**REQUEST:**
Pick out each line containing the string "from".

**ENTRIES:**

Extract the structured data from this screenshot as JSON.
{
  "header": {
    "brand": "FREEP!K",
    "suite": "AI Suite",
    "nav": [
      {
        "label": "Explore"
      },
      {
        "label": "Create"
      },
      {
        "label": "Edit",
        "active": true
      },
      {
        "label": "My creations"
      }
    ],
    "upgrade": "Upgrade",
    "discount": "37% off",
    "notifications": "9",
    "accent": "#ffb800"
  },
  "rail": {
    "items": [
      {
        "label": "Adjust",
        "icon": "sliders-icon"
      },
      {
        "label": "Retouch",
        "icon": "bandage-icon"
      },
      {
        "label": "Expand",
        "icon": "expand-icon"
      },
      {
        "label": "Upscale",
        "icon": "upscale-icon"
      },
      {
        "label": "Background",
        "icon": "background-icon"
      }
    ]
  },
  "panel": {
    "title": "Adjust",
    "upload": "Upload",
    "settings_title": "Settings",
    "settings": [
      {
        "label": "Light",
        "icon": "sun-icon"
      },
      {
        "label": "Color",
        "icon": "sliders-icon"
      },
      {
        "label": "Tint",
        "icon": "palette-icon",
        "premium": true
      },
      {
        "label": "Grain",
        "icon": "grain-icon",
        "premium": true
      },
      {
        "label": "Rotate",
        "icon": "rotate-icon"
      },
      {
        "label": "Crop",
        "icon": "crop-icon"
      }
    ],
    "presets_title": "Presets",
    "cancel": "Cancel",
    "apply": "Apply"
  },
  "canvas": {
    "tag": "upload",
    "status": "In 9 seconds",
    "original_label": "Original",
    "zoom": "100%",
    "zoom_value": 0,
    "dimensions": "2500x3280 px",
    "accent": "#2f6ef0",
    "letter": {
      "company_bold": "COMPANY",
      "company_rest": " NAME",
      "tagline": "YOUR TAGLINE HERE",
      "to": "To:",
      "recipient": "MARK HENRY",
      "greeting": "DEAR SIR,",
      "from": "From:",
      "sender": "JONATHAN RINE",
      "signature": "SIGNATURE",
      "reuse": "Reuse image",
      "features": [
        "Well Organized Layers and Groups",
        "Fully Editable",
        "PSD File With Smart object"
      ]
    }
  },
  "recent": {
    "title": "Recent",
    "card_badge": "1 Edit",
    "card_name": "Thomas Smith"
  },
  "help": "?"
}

**SOLUTION TO THIS TASK:**
Extract the structured data from this screenshot as JSON.
      "from": "From:",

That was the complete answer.